#### SOURCE DATA ####
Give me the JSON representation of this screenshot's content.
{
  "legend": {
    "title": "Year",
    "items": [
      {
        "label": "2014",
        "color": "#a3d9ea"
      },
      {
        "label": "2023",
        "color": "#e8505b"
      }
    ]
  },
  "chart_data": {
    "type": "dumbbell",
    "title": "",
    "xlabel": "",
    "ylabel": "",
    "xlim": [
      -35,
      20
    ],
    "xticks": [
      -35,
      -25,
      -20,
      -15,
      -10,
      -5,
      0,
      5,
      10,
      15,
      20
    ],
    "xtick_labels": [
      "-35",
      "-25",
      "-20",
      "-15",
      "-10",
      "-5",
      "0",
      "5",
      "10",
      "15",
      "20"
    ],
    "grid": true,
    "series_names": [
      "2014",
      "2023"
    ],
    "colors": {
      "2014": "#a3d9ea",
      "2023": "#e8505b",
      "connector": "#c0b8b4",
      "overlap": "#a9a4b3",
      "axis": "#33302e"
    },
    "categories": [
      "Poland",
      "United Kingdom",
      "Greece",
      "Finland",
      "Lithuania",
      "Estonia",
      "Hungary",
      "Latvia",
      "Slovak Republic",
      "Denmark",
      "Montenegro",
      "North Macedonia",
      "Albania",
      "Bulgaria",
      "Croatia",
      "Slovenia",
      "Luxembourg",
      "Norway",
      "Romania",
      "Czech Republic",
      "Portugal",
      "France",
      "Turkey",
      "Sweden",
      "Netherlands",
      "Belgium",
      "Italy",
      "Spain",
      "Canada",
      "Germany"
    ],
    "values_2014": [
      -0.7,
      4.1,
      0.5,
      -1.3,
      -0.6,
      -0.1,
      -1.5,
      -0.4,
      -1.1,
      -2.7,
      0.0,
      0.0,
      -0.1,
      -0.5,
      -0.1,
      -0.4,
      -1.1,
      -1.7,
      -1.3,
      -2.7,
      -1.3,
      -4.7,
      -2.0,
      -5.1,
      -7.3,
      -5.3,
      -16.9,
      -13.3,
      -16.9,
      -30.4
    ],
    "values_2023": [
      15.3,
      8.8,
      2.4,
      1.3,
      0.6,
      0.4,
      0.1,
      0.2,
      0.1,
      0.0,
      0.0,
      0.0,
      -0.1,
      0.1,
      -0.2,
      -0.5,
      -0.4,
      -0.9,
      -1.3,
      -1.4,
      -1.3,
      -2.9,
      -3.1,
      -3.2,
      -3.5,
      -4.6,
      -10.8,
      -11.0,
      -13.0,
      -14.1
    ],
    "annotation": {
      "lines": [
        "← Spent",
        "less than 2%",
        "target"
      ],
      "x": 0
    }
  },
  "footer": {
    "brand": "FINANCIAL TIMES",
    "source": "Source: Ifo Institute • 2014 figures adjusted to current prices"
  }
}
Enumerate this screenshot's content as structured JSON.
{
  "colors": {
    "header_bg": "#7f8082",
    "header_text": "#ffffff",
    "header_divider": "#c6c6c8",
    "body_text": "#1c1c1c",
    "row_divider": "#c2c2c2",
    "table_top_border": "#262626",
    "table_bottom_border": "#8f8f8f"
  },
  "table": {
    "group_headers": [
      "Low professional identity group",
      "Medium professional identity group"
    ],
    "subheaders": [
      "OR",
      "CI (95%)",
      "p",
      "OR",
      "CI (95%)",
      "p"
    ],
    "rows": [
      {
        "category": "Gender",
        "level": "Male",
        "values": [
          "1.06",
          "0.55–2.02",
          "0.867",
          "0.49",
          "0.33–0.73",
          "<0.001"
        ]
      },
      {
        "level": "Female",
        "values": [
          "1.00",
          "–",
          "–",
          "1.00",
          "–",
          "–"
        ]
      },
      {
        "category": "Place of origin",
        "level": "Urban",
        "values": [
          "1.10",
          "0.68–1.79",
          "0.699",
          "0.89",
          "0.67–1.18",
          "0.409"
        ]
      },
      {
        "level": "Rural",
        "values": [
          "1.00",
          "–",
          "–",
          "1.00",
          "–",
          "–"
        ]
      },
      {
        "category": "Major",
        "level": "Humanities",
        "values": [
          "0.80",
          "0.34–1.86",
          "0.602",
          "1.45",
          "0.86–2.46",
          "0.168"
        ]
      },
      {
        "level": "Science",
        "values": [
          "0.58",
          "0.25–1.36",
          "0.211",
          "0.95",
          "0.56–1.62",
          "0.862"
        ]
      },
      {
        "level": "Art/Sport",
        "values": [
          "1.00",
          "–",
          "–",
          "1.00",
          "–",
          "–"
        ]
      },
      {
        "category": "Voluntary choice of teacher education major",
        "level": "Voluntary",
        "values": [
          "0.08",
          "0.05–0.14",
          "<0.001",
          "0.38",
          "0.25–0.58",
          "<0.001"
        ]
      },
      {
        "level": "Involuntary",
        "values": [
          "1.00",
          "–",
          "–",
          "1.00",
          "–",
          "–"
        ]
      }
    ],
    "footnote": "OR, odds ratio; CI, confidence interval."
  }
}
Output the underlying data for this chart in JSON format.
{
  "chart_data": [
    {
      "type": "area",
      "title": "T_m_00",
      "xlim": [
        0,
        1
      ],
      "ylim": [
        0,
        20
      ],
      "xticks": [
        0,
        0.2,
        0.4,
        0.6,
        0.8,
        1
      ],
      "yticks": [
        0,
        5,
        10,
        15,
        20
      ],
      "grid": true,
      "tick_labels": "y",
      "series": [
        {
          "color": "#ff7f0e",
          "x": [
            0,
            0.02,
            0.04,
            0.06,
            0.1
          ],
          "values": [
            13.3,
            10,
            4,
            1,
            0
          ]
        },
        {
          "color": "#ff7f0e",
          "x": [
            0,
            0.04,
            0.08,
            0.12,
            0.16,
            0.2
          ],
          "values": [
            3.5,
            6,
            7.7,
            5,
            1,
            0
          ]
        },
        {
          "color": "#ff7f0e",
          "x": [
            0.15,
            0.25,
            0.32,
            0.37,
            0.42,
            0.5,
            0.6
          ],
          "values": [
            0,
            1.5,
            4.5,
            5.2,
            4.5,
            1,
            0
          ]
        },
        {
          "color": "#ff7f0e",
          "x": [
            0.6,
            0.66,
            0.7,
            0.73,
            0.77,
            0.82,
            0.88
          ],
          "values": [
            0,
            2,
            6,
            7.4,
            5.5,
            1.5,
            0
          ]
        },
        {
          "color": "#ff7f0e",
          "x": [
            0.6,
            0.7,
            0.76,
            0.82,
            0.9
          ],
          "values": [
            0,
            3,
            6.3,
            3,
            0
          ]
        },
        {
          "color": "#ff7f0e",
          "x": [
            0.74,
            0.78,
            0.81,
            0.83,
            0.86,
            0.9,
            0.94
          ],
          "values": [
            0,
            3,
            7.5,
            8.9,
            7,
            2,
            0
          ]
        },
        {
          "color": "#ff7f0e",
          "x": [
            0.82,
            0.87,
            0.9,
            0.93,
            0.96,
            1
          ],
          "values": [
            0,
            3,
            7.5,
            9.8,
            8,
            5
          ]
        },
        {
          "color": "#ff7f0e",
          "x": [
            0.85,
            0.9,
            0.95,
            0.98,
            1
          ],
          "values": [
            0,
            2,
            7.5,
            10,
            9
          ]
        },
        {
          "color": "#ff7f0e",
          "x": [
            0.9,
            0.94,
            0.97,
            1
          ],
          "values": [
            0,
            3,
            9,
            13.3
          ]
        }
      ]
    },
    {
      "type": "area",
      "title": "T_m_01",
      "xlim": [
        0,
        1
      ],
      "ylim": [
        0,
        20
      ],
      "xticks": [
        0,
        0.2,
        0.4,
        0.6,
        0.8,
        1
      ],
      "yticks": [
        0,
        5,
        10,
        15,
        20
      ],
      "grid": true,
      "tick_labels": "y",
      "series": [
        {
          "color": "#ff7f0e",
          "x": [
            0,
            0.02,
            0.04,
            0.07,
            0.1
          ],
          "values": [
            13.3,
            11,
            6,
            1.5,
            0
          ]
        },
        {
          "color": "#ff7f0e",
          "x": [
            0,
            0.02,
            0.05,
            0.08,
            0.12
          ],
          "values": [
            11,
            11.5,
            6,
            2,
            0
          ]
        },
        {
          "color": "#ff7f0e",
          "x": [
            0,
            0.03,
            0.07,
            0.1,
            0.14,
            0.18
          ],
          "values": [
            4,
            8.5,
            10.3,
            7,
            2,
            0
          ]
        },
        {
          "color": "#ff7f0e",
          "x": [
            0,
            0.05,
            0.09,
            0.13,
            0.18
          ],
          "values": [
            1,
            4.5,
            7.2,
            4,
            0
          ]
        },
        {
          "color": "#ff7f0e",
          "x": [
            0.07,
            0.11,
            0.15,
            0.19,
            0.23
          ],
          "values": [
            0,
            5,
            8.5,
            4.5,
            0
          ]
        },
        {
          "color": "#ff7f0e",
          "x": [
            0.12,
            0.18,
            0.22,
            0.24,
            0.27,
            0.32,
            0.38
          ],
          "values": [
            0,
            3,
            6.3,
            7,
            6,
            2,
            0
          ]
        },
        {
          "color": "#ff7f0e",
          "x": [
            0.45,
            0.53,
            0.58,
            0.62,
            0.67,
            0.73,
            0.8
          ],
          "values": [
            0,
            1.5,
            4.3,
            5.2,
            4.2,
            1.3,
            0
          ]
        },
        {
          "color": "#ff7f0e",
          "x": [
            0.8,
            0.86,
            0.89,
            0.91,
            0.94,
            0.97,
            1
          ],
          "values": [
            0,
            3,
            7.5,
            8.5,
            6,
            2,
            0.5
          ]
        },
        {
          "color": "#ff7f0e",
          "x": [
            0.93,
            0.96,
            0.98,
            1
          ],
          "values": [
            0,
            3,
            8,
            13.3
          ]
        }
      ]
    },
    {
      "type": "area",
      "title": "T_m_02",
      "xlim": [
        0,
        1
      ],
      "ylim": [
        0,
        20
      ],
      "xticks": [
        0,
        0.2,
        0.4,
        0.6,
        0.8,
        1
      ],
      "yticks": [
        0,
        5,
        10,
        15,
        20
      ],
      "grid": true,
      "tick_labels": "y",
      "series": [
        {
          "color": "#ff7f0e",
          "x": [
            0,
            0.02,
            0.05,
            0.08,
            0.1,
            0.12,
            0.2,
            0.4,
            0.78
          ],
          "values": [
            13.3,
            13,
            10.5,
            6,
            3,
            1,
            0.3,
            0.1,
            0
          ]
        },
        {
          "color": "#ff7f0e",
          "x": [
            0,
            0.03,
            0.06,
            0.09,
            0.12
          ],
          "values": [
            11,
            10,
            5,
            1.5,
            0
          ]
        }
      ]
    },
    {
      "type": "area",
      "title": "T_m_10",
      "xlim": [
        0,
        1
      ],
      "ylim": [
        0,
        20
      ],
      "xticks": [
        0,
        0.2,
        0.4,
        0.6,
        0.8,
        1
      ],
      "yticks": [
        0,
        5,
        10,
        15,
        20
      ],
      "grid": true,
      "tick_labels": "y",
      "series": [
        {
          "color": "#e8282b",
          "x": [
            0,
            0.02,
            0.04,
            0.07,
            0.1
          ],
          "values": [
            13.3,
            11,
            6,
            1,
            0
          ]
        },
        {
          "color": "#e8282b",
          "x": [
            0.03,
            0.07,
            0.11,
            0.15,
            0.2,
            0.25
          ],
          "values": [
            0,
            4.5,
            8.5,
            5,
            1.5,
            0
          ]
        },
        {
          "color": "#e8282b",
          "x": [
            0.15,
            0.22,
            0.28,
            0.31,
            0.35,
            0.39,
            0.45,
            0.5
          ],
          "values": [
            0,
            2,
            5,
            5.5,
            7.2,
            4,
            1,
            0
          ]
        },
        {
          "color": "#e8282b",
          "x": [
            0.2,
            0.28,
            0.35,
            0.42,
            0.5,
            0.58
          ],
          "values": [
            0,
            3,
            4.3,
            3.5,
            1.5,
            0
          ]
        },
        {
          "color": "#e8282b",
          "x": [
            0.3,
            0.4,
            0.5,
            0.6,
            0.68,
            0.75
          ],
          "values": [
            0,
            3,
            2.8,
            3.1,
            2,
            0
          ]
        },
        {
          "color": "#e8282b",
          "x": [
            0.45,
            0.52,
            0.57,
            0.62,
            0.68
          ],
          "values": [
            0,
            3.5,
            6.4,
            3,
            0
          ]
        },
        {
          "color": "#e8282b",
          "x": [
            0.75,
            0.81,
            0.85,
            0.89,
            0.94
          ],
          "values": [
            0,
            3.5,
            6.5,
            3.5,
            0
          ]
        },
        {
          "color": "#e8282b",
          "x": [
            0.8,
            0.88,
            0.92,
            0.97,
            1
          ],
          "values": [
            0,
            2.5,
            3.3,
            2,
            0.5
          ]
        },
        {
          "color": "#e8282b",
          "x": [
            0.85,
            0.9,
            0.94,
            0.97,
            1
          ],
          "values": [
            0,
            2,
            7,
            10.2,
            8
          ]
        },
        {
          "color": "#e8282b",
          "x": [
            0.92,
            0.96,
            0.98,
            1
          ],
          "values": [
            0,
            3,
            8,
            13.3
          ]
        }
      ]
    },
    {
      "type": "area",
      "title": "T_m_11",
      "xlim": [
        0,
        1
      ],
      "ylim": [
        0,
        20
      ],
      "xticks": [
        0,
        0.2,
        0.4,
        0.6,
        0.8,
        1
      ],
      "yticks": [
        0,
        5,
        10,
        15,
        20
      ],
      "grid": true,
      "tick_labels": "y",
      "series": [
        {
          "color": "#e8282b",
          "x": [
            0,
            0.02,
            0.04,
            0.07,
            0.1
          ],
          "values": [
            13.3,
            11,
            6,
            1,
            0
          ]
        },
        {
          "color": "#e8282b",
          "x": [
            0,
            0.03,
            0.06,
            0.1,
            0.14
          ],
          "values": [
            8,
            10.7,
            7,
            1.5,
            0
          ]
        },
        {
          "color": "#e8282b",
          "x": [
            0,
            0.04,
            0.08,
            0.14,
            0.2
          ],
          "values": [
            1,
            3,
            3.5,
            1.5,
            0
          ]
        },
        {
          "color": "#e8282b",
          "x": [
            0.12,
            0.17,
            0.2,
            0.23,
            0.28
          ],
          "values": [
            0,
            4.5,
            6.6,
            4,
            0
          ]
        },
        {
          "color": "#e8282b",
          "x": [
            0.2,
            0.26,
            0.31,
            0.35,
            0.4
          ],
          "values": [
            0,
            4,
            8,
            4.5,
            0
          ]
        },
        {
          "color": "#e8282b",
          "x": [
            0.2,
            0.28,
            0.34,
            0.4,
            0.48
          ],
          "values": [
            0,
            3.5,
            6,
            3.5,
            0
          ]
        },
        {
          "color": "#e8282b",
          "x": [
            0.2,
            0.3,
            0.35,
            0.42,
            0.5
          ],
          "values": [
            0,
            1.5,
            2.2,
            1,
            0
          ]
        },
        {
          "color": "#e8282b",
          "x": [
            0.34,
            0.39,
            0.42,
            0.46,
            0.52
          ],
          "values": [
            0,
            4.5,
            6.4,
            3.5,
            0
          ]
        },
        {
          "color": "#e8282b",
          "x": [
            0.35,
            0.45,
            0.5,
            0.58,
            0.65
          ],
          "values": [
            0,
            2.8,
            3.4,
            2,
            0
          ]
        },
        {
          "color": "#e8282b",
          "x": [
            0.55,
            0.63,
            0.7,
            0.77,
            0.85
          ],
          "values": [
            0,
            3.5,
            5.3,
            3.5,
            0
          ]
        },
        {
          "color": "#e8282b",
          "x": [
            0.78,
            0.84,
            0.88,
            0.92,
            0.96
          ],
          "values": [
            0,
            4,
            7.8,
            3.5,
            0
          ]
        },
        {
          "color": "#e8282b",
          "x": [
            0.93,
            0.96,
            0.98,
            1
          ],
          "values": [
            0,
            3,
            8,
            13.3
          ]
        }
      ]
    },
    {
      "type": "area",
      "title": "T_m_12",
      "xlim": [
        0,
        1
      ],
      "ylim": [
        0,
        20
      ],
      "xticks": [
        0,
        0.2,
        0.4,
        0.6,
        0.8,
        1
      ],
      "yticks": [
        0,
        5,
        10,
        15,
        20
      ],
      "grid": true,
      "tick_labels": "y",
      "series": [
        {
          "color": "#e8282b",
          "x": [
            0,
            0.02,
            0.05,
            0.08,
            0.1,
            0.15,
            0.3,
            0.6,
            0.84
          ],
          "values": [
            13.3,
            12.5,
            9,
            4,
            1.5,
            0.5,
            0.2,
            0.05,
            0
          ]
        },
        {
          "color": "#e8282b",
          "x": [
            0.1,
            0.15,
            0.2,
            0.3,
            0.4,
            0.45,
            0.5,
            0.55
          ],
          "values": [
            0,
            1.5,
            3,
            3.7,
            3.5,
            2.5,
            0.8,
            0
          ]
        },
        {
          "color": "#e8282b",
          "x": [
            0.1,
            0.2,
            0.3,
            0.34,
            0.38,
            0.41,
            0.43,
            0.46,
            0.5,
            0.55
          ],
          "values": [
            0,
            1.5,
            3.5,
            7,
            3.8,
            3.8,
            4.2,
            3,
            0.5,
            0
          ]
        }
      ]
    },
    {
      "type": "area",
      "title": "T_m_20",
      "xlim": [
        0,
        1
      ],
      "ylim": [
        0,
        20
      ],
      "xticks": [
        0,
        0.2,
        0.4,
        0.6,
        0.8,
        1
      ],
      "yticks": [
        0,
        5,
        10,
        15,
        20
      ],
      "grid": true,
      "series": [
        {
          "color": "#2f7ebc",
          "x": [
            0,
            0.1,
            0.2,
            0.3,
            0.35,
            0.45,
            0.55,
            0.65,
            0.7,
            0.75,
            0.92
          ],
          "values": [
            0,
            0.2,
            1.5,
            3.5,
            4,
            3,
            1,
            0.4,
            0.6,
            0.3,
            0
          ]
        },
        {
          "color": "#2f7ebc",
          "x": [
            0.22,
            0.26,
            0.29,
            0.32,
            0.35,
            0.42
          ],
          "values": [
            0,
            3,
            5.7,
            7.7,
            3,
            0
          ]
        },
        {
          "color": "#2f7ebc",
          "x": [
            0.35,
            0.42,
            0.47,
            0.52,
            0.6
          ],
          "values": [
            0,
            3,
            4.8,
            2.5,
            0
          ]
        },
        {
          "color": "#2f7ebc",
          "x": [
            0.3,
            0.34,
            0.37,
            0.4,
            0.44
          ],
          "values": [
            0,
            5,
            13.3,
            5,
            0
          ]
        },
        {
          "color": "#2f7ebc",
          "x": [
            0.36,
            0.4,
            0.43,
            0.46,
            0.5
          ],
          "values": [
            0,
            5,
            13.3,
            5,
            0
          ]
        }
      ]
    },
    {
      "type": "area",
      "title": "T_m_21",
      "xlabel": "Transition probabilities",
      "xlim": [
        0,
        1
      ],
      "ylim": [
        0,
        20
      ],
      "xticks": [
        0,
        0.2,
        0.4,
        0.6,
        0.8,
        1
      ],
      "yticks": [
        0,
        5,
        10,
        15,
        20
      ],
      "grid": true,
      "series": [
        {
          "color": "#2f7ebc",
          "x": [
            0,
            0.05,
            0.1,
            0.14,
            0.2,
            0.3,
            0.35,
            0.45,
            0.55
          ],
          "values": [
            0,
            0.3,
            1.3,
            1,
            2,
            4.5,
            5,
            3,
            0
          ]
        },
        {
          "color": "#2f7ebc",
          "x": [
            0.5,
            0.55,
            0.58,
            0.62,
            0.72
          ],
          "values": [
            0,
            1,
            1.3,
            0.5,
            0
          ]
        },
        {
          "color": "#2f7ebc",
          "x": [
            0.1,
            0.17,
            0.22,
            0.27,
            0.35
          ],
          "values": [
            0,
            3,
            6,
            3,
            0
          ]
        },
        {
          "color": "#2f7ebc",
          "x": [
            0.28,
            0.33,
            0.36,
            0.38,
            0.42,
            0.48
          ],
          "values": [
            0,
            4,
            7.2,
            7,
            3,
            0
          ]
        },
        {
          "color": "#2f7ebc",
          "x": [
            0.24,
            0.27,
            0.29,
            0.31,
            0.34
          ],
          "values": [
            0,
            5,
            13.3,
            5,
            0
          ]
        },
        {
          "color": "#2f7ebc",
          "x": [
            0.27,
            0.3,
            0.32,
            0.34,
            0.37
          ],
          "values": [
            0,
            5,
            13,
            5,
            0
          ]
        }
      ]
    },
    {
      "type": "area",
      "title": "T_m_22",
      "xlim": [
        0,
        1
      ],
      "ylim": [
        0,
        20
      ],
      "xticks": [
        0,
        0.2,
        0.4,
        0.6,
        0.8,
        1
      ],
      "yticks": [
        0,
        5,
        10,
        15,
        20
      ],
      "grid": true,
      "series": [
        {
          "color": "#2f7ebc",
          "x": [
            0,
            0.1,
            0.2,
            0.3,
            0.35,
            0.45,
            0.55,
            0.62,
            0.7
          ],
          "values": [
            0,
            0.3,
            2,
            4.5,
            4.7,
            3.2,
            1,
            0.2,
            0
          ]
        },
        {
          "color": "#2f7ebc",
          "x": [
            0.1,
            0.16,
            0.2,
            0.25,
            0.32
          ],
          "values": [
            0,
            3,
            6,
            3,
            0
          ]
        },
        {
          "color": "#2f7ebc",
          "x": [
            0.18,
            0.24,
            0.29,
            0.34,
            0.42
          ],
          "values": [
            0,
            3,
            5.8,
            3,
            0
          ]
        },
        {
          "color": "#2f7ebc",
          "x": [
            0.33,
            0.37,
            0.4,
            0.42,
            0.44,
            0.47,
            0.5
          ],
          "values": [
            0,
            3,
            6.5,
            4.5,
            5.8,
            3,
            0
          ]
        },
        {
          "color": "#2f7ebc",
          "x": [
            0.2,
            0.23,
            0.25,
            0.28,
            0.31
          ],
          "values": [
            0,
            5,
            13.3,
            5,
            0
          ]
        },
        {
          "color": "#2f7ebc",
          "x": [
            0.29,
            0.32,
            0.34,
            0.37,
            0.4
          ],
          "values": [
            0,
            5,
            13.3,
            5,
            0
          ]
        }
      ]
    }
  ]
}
####
(EXERCISE):
Go through the material and copy out every line with "xlabel" in it.

(EXERCISE OUTPUT):
    "xlabel": "",
      "xlabel": "Transition probabilities",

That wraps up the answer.